## [PROBLEM STATEMENT]
Show all lines from the listing below that contain "Share".
-=-=-
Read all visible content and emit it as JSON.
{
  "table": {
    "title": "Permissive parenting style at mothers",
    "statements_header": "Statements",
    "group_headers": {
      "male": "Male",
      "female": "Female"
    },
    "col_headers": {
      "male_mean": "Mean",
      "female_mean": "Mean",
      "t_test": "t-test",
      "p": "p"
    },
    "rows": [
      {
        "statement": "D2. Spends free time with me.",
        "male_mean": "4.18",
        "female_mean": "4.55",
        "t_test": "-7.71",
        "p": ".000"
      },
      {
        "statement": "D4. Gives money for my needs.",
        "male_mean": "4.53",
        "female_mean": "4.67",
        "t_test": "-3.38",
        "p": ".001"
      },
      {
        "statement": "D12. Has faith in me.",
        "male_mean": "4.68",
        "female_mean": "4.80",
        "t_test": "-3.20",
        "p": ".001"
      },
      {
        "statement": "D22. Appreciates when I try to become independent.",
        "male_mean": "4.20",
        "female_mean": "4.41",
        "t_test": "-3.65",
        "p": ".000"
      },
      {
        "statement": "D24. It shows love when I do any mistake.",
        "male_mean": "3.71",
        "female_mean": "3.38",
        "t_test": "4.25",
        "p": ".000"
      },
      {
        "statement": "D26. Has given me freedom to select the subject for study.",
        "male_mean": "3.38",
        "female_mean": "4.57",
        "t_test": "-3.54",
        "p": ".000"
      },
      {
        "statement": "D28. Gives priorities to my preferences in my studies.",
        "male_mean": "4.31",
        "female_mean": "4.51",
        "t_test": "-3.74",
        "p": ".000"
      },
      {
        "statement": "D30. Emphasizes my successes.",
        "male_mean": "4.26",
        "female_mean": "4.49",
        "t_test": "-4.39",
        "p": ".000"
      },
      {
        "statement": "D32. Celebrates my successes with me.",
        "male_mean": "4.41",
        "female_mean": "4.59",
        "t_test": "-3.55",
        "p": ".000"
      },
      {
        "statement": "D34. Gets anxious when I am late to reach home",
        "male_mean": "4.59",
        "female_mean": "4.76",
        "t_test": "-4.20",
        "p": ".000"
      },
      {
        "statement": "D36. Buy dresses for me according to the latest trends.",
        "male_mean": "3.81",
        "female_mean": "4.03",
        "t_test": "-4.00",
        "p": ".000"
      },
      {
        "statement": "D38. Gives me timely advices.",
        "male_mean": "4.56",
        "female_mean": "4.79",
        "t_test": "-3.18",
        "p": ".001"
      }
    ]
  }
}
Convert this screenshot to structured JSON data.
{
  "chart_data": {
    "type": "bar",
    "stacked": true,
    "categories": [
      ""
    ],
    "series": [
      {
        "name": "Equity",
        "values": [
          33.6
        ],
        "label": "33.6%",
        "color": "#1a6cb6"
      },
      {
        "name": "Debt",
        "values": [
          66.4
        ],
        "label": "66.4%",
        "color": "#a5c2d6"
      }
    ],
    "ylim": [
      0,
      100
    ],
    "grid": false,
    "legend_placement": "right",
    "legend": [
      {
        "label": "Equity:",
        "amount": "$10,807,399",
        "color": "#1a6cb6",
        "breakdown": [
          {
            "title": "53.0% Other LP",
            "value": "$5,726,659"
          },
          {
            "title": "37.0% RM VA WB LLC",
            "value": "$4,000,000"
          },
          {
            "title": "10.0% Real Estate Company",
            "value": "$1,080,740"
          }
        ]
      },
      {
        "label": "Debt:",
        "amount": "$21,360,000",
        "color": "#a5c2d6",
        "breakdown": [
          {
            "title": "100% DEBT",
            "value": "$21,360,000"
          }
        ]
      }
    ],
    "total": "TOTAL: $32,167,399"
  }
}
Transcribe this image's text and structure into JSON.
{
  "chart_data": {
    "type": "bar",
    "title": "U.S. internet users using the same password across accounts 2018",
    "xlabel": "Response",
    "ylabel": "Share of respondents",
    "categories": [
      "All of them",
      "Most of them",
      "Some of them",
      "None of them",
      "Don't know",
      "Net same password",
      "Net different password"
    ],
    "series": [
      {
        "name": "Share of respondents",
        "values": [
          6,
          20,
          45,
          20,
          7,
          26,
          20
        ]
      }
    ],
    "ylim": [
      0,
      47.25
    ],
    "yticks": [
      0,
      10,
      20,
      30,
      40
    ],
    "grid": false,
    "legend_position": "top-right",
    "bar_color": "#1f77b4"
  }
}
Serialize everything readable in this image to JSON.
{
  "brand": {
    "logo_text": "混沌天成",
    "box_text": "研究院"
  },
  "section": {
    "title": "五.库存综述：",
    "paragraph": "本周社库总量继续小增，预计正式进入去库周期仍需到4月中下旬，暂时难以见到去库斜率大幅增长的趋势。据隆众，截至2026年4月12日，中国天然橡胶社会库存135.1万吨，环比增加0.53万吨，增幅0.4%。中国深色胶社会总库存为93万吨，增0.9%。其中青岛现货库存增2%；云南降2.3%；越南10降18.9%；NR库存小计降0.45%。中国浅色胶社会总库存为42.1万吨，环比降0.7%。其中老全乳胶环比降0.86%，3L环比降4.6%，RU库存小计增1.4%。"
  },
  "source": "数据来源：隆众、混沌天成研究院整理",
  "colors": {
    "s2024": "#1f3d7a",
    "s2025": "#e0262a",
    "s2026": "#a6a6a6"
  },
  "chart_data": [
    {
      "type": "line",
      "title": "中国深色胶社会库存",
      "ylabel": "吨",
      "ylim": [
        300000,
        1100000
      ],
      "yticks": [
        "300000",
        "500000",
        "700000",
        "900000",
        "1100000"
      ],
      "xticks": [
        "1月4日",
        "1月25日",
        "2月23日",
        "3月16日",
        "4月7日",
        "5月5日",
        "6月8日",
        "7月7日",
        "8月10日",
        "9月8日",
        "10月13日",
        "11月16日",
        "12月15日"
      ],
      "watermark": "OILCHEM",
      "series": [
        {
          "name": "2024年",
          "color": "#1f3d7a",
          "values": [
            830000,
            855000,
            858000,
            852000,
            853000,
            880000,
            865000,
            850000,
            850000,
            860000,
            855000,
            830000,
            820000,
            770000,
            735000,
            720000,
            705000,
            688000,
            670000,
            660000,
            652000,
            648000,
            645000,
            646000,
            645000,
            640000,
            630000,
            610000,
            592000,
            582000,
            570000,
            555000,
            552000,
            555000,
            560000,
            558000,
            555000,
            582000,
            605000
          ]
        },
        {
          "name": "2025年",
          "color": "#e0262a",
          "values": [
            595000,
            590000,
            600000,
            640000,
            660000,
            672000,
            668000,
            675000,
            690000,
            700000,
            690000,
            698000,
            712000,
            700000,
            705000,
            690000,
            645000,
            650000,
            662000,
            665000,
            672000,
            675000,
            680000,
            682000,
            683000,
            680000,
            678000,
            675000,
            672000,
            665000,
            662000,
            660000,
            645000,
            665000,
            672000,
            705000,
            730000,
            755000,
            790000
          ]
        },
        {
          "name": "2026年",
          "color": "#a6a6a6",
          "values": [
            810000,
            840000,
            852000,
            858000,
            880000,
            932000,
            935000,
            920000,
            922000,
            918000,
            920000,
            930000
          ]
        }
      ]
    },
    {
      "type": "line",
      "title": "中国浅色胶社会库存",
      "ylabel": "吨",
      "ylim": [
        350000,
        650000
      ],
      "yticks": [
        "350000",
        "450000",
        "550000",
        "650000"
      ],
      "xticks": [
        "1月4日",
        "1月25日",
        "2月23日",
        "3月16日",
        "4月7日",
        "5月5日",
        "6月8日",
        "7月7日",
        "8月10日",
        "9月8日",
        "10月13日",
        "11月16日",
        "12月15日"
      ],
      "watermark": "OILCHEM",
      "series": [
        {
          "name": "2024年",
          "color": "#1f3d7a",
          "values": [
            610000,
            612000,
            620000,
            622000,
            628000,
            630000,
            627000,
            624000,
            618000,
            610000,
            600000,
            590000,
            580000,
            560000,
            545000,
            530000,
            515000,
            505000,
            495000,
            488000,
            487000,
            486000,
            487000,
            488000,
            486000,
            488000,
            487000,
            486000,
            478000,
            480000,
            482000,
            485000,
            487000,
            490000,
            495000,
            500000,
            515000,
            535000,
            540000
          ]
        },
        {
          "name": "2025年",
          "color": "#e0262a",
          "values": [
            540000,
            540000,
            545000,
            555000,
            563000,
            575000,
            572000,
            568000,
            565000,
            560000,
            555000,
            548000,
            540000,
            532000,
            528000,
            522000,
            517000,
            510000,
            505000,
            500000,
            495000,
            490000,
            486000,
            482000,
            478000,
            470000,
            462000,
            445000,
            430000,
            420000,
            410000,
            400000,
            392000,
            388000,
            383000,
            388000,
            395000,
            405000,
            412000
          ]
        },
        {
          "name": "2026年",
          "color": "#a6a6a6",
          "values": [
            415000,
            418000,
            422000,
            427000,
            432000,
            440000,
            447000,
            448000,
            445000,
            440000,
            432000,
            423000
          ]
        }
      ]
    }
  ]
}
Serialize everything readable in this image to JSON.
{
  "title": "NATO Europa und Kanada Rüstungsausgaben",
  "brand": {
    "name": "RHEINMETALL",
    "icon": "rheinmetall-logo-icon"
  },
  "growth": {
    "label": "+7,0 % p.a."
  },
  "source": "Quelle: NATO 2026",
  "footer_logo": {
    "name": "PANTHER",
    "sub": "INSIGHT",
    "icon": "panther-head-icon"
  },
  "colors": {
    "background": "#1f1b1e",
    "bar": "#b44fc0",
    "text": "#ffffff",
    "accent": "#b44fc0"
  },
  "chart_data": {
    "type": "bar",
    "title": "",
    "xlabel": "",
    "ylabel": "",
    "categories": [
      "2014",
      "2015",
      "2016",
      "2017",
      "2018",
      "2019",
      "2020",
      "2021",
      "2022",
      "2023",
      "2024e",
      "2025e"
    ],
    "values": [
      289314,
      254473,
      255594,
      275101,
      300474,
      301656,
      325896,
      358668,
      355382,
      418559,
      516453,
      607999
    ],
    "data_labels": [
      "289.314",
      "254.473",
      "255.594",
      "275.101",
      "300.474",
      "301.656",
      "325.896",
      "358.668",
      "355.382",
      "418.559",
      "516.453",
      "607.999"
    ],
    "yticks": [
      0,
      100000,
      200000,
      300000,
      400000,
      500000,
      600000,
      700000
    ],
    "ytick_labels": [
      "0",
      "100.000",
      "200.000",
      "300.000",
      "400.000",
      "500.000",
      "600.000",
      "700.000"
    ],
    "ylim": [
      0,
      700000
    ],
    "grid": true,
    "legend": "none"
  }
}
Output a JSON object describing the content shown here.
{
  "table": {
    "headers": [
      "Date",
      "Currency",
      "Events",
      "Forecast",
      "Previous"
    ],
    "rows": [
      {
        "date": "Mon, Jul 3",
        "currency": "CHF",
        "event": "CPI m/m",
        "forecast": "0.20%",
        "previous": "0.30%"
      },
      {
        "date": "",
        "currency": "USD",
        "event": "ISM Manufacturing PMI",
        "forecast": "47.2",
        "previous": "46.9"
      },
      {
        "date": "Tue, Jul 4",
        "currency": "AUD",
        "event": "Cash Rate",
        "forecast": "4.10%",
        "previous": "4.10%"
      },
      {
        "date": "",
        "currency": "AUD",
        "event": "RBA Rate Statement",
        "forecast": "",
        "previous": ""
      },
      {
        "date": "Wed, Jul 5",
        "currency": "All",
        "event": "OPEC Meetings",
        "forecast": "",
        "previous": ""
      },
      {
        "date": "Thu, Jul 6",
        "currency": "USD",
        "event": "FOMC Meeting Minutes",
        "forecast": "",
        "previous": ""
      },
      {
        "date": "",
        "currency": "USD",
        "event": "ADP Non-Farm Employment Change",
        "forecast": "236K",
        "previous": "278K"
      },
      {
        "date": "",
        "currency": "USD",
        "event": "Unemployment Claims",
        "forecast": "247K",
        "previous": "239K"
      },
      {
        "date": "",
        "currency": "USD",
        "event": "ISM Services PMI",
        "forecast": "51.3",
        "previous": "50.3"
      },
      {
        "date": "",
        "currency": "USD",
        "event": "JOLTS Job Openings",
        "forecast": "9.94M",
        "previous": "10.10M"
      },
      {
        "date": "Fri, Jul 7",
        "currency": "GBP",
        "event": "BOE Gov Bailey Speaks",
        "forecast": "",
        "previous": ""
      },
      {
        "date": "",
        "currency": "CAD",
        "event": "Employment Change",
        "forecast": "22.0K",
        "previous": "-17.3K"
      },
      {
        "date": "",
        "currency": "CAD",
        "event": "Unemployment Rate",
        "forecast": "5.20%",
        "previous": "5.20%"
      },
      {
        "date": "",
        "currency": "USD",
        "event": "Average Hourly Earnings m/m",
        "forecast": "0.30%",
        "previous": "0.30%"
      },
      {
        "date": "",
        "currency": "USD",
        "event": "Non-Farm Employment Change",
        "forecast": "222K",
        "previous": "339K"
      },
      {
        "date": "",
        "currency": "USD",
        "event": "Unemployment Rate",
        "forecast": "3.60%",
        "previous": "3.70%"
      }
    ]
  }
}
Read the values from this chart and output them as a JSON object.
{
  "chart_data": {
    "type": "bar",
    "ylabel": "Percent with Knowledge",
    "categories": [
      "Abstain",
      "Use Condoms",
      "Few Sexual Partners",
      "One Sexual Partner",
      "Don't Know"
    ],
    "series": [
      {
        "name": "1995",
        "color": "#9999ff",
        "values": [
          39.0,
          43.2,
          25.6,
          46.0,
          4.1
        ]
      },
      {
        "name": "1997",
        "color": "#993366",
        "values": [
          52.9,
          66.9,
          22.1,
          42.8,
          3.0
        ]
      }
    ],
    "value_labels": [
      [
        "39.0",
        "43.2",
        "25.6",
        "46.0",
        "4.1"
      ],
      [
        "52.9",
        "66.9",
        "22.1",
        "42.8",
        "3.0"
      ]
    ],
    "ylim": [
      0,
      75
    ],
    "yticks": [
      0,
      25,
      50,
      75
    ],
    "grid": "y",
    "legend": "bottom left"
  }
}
-=-=-
## [THE COMPLETED TASK]
    "ylabel": "Share of respondents",
        "name": "Share of respondents",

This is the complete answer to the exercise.